[START Dataset rows]

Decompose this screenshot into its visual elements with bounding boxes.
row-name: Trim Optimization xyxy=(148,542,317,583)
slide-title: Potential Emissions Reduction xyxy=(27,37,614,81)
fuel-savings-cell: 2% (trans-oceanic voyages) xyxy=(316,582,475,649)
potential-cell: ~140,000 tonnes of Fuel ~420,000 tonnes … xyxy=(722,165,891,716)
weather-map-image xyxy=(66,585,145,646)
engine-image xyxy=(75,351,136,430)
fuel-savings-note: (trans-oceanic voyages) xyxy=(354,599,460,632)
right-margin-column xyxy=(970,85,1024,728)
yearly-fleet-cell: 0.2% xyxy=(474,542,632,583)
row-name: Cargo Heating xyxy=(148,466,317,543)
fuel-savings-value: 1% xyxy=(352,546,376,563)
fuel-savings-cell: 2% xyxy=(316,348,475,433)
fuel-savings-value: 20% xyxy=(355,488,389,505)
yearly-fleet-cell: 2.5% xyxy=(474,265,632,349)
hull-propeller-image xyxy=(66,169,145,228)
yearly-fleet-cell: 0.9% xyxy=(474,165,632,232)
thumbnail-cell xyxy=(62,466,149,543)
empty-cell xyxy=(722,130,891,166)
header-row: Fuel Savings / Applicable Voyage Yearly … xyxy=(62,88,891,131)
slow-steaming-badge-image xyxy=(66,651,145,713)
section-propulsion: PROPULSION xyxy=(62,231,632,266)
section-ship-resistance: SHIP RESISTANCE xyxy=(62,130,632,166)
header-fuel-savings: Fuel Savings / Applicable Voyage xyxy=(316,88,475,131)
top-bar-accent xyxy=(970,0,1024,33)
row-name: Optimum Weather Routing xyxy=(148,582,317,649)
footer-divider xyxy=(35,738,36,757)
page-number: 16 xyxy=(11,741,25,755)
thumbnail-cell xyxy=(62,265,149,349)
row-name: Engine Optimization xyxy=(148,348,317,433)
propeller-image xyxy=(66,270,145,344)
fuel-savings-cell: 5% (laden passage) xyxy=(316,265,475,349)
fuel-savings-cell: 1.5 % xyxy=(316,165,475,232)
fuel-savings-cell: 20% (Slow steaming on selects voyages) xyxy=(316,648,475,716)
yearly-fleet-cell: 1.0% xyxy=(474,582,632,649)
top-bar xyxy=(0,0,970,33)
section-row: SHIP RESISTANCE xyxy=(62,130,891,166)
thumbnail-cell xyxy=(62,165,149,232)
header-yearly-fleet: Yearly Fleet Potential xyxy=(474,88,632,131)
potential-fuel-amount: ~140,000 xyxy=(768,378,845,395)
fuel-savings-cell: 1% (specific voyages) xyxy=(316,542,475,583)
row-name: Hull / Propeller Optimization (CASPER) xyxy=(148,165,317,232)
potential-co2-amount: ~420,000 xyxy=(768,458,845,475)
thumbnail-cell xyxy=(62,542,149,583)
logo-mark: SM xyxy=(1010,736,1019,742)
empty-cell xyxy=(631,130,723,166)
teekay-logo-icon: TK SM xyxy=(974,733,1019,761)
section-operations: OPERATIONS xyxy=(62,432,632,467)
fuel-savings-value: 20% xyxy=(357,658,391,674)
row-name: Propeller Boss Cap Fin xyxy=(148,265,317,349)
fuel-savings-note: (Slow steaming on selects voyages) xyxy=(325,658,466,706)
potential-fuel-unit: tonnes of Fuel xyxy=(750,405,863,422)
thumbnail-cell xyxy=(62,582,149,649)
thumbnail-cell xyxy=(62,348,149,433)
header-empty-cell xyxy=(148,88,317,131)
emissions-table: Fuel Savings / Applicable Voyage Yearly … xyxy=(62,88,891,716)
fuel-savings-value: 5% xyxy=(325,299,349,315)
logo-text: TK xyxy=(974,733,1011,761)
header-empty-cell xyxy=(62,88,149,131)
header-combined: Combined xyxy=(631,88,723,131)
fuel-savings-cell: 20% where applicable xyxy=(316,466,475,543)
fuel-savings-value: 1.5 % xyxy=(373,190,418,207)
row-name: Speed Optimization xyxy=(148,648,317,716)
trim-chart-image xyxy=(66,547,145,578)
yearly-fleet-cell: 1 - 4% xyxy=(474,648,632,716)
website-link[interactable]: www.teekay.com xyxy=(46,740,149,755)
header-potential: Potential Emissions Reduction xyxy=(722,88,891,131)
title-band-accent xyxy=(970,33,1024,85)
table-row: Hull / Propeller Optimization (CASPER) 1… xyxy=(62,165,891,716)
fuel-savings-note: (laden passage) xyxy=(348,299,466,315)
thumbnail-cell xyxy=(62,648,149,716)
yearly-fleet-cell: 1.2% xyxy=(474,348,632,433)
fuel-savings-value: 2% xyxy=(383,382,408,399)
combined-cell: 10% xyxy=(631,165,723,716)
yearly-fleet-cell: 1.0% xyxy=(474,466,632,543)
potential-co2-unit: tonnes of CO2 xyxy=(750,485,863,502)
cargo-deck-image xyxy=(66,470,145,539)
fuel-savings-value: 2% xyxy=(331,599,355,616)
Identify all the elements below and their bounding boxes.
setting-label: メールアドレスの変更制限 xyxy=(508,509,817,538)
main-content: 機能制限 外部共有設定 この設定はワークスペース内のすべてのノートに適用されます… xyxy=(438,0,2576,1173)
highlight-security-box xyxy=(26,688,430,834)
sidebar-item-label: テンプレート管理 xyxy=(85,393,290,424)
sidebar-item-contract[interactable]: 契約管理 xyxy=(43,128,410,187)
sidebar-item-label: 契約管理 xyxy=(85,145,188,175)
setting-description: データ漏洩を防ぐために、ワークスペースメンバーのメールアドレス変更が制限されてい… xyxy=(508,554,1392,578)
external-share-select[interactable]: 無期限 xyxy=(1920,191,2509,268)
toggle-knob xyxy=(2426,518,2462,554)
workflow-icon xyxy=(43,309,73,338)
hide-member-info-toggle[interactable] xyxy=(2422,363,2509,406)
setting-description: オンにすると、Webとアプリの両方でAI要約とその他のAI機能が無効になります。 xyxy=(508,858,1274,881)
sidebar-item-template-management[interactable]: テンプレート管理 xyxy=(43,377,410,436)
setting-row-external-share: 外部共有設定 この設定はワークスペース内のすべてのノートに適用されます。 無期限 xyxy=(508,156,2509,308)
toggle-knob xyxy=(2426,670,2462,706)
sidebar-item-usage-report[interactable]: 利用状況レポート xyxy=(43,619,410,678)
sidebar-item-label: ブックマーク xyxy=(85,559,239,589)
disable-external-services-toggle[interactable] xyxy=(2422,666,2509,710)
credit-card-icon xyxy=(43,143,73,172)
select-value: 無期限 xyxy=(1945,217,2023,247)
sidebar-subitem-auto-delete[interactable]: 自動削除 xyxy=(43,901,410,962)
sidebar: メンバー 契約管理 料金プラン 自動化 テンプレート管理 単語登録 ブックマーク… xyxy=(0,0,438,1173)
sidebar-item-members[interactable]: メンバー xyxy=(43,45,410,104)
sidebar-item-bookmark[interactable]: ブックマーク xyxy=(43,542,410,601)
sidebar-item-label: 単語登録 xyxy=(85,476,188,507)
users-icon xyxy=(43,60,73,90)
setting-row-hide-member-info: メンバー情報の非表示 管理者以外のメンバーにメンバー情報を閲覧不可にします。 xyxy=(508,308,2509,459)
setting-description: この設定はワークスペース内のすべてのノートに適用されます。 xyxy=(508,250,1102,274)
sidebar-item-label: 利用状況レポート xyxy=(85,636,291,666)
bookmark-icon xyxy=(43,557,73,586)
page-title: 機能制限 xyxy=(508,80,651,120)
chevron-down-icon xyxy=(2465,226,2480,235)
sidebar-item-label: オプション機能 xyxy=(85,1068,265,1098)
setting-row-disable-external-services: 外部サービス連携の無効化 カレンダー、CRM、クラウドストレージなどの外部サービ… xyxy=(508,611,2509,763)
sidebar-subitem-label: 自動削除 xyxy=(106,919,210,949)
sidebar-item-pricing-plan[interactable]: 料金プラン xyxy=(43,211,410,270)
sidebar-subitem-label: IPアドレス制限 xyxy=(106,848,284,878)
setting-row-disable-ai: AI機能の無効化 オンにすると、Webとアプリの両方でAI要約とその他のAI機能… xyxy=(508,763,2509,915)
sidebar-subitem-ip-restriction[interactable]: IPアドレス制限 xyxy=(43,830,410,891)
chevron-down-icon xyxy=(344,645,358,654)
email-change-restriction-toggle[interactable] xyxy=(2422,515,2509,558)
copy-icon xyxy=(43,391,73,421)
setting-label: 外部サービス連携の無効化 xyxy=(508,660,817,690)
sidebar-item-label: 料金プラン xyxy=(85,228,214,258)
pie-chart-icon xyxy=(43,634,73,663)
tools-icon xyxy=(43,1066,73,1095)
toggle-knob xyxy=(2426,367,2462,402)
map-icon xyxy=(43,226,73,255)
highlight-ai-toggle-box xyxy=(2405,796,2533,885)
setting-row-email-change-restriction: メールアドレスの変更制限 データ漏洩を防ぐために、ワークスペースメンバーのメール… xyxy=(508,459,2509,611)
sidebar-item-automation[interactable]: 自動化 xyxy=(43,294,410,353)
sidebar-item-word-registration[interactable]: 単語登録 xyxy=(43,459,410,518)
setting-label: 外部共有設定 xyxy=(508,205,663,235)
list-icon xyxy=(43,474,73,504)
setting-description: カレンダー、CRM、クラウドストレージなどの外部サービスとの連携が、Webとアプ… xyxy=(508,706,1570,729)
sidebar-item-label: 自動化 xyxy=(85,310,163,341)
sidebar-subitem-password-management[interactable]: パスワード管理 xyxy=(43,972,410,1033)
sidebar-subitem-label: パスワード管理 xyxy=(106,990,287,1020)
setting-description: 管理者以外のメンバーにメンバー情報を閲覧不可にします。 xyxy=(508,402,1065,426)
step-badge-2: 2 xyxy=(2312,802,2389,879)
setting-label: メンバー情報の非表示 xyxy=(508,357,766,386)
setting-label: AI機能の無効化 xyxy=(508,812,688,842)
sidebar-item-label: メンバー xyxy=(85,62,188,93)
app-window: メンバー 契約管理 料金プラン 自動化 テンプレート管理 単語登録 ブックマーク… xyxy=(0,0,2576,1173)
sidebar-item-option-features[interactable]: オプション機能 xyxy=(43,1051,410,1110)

[END Dataset rows]

**Exercise:** Rewrite everything from the first of the lines down to the line containing "empty-cell xyxy=(722,130,891,166)", replacing "yearly-fleet-cell" with "annual-fleet-cell" and leaving all else unchanged.

**Task output:**
Decompose this screenshot into its visual elements with bounding boxes.
row-name: Trim Optimization xyxy=(148,542,317,583)
slide-title: Potential Emissions Reduction xyxy=(27,37,614,81)
fuel-savings-cell: 2% (trans-oceanic voyages) xyxy=(316,582,475,649)
potential-cell: ~140,000 tonnes of Fuel ~420,000 tonnes … xyxy=(722,165,891,716)
weather-map-image xyxy=(66,585,145,646)
engine-image xyxy=(75,351,136,430)
fuel-savings-note: (trans-oceanic voyages) xyxy=(354,599,460,632)
right-margin-column xyxy=(970,85,1024,728)
annual-fleet-cell: 0.2% xyxy=(474,542,632,583)
row-name: Cargo Heating xyxy=(148,466,317,543)
fuel-savings-value: 1% xyxy=(352,546,376,563)
fuel-savings-cell: 2% xyxy=(316,348,475,433)
fuel-savings-value: 20% xyxy=(355,488,389,505)
annual-fleet-cell: 2.5% xyxy=(474,265,632,349)
hull-propeller-image xyxy=(66,169,145,228)
annual-fleet-cell: 0.9% xyxy=(474,165,632,232)
thumbnail-cell xyxy=(62,466,149,543)
empty-cell xyxy=(722,130,891,166)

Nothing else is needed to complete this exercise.